> _INFORMATION SUPPLIED_
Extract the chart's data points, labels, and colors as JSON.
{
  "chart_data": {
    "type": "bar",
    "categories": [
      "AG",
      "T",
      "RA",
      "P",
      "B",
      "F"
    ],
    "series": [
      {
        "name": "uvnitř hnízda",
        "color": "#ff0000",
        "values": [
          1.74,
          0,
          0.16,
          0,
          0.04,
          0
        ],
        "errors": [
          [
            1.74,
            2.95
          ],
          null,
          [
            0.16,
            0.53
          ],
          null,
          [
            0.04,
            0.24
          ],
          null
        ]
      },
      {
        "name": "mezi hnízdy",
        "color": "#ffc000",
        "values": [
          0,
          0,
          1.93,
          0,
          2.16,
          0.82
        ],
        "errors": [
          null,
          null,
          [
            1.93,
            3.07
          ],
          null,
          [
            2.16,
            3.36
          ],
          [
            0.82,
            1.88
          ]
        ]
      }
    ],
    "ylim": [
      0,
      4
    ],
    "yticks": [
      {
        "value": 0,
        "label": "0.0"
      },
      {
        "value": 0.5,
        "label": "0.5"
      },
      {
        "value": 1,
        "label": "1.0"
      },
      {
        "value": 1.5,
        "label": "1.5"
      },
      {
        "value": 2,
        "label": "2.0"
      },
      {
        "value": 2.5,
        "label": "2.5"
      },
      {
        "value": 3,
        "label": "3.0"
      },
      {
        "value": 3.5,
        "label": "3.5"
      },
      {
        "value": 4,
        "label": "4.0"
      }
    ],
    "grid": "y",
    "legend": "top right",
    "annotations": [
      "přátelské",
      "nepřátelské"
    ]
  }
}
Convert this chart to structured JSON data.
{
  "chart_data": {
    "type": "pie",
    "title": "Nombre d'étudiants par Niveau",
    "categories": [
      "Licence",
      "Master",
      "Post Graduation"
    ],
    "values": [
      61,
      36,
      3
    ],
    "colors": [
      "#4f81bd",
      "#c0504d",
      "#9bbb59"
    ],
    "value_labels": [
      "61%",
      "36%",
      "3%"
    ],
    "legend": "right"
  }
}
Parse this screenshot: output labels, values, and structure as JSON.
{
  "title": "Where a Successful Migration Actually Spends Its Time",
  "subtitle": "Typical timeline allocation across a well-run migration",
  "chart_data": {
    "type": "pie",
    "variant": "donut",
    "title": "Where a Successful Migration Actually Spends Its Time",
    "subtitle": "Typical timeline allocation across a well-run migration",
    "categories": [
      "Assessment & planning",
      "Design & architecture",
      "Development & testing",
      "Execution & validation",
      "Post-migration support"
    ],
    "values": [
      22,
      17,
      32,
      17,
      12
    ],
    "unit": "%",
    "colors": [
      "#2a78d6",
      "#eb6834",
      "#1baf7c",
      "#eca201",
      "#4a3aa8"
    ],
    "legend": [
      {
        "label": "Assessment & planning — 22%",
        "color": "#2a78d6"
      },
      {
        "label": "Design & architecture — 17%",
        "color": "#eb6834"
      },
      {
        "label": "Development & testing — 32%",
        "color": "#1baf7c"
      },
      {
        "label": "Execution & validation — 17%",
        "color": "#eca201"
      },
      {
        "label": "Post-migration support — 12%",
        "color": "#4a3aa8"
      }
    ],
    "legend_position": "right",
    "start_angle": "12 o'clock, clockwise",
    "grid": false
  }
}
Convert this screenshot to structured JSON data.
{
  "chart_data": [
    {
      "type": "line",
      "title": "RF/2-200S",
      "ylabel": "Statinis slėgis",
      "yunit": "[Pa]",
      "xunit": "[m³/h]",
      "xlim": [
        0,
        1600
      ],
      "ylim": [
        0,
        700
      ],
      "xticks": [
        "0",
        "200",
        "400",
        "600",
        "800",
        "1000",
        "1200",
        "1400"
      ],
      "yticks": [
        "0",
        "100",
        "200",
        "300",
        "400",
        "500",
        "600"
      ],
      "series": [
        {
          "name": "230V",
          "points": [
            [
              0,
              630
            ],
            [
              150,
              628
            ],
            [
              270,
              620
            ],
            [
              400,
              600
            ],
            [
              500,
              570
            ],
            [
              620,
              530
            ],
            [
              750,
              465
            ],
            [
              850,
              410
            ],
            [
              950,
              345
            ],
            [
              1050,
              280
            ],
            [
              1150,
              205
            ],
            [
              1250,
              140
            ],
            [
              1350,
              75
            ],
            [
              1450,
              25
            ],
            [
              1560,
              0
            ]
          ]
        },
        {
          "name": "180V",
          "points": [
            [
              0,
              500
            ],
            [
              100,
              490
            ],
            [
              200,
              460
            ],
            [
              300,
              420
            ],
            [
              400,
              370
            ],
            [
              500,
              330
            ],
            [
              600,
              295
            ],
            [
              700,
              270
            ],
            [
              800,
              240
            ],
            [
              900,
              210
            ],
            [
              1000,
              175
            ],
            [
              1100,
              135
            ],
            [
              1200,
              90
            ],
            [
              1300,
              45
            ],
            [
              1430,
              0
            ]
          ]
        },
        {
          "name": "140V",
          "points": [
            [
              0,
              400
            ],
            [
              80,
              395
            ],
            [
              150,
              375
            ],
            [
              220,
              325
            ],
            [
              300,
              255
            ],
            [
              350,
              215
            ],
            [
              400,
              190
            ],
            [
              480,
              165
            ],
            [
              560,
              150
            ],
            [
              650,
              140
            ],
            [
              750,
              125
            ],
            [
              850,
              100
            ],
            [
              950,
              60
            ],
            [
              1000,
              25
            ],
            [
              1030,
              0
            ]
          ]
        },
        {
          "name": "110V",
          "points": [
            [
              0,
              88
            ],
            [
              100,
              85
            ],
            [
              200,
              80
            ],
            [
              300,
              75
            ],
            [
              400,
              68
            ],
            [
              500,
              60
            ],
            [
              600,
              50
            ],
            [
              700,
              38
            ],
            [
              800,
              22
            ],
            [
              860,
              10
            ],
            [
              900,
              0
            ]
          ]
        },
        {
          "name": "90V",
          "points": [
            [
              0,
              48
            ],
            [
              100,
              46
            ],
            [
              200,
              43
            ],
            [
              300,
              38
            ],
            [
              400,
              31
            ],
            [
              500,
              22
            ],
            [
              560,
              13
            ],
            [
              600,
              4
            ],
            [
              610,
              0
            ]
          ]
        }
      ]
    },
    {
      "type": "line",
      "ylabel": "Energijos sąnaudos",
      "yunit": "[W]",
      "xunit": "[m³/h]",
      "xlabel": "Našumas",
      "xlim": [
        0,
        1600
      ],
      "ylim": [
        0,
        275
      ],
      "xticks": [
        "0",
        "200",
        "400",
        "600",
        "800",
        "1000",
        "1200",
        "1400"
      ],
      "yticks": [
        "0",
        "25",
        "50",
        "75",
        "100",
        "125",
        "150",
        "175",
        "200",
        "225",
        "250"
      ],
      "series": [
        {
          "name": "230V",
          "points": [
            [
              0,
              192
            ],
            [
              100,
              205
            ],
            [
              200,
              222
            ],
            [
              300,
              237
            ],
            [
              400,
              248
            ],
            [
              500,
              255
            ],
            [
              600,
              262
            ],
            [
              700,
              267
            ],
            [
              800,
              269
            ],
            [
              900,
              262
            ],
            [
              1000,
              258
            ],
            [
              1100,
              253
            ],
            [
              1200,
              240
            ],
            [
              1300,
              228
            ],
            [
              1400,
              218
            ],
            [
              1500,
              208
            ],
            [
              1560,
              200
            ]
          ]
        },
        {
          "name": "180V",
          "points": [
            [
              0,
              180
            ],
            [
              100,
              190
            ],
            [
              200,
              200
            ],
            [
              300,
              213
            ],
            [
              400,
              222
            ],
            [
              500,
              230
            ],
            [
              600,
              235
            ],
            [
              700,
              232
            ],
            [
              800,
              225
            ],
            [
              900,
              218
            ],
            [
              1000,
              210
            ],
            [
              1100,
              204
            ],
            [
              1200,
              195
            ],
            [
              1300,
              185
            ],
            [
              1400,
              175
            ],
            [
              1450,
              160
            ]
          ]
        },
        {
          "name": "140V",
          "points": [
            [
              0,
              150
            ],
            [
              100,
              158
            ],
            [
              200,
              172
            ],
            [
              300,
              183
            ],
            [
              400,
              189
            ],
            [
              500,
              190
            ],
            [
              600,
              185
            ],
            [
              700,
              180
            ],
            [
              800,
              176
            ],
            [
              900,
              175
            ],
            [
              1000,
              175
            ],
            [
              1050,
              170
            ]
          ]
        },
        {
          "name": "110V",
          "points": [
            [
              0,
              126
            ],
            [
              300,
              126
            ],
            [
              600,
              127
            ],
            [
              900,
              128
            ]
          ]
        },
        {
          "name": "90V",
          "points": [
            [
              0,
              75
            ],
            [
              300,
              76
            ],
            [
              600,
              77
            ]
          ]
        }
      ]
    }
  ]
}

> _WHAT YOU SHOULD DO_
In the listing above, locate each line with "Typical" and copy it.

> _ANSWER TO THIS PROBLEM_
  "subtitle": "Typical timeline allocation across a well-run migration",
    "subtitle": "Typical timeline allocation across a well-run migration",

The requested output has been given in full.